Requirement >>
In the text on the CERES Energy Balanced and Filled dataset, what is the expected range in net TOA flux once all uncertainties are tallied?

Extract >>
————————

Despite recent improvements in satellite instrument calibration and the algorithms used to determine reflected solar (SW) and emitted thermal (LW) top-of-atmosphere (TOA) radiative fluxes, a sizeable imbalance persists in the average global net radiation at the TOA from satellite observations. The 5-year global mean CERES net flux from the standard CERES SRBAVG-GEO Edition2D_rev1 product is 6.5 Wm-2, much larger than our best estimate of 0.85 Wm-2 based on observed ocean heat content data and model simulations. This imbalance is problematic in applications that use Earth Radiation Budget (ERB) data for climate model evaluation, estimate the Earth's annual global mean energy budget, and in studies that infer meridional heat transports.
A second problem users of SRBAVG data have noted is the occurrence of gaps in monthly mean clear-sky TOA flux maps due to the absence in some regions of cloud-free areas occurring at the CERES footprint scale (~20-km at nadir).
To address these problems, we have created a modified version of SRBAVG-GEO Edition2D_rev1, called the CERES Energy Balanced and Filled (EBAF) dataset, that uses an objective constrainment algorithm to adjust SW and LW TOA fluxes within their range of uncertainty to remove the inconsistency between average global net TOA flux and heat storage in the Earth-atmosphere system. The problem of gaps in clear-sky TOA flux maps is addressed by inferring clear-sky fluxes from both CERES and Moderate Resolution Imaging Spectrometer (MODIS) measurements to produce a new clear-sky TOA flux climatology that provides TOA fluxes in each region every month.
Table 1 provides an error budget for SW, LW and net TOA flux in the CERES SRBAVG-GEO product. It includes biases of known sign such as the use of TOA solar irradiance 1365 Wm-2 to compute net TOA flux instead of 1361 Wm-2 as has recently been reported by SORCE (Kopp et al., 2003). The largest uncertainties are associated with instrument calibration, which account for 4.2 Wm-2 (2σ). When all uncertainties are tallied, the expected range in net TOA flux is -2.1 Wm-2 to 6.7 Wm-2.

————————

Dataset content >>
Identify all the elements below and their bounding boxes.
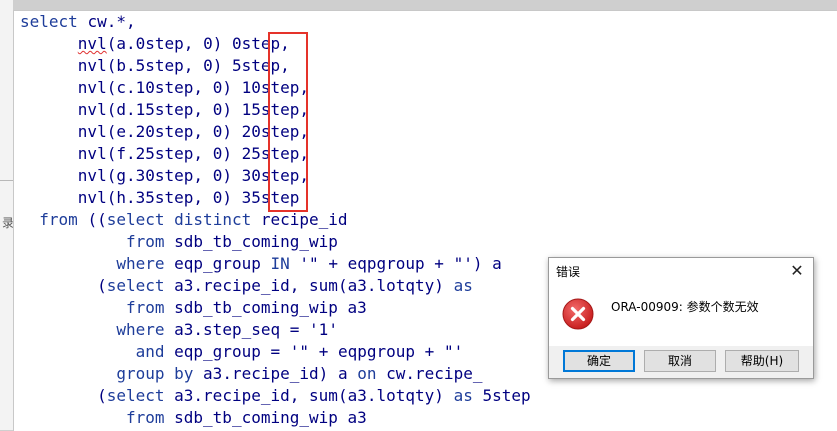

————————

Final result >>
-2.1 Wm-2 to 6.7 Wm-2